> **Consigna**
Selecciona y copia cada línea del material que contenga la palabra "dimension". Se distinguen mayúsculas y minúsculas.

^^^^^^^^^^^^^^^^

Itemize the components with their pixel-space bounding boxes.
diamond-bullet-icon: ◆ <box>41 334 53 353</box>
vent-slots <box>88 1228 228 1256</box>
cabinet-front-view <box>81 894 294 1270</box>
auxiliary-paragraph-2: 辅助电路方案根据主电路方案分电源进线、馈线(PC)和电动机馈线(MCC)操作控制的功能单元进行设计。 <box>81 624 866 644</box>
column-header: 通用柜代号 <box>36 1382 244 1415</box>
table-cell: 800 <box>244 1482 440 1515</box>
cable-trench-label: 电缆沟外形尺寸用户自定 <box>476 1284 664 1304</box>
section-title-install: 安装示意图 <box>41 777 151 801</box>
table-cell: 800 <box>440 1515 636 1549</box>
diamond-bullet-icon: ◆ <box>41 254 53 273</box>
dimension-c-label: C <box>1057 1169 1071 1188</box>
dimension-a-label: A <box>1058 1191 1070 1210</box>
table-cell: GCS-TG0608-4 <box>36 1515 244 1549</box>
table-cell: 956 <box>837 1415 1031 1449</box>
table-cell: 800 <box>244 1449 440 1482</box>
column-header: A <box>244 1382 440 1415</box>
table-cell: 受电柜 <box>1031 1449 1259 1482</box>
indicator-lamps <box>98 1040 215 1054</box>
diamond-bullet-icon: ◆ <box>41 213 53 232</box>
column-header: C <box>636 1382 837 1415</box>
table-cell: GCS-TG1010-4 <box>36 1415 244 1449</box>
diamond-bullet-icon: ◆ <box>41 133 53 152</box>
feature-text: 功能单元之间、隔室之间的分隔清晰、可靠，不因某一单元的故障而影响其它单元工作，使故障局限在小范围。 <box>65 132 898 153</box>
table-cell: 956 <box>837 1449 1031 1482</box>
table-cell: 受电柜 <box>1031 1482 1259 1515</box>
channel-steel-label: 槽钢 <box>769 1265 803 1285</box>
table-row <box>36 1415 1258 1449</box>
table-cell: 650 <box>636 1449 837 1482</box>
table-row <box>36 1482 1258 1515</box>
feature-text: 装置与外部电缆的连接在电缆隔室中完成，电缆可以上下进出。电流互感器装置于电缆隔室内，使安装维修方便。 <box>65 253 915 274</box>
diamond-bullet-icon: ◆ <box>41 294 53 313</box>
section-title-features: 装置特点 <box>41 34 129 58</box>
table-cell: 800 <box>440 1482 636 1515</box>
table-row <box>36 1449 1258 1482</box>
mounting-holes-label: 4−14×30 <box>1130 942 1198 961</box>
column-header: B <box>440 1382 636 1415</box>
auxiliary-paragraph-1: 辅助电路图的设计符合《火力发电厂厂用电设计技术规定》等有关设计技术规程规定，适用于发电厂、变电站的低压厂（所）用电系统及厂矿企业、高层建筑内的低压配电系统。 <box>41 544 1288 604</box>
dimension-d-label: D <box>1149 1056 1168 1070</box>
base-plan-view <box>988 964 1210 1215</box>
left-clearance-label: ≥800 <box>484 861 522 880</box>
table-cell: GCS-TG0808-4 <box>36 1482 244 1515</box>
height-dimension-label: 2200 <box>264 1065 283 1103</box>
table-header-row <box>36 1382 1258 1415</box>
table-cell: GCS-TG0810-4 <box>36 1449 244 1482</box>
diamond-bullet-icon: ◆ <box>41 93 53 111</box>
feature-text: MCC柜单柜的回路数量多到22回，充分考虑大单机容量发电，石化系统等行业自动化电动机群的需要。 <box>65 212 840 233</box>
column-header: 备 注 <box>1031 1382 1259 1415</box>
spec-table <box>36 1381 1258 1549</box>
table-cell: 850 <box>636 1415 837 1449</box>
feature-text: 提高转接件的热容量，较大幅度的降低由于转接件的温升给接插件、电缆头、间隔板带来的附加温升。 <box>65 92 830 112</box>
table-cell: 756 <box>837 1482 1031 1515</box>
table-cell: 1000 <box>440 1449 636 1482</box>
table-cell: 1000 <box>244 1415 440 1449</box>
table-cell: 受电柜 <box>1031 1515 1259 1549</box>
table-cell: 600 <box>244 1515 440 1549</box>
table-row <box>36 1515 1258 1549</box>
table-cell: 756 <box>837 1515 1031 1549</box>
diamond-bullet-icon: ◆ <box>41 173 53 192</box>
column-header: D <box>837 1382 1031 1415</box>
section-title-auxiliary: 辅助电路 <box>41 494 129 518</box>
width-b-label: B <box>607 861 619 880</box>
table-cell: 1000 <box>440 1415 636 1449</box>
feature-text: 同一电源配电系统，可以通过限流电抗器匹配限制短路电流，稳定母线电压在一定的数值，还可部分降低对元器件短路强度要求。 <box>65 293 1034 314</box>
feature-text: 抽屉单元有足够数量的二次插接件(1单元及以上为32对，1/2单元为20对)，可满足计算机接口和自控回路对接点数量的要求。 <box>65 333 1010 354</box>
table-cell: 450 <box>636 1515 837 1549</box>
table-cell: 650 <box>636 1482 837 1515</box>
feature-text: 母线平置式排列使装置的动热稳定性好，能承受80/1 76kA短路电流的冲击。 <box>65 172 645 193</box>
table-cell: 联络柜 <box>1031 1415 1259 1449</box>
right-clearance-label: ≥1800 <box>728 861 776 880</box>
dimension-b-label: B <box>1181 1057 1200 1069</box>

^^^^^^^^^^^^^^^^

> **Respuesta del ejercicio**
dimension-c-label: C <box>1057 1169 1071 1188</box>
dimension-a-label: A <box>1058 1191 1070 1210</box>
dimension-d-label: D <box>1149 1056 1168 1070</box>
height-dimension-label: 2200 <box>264 1065 283 1103</box>
dimension-b-label: B <box>1181 1057 1200 1069</box>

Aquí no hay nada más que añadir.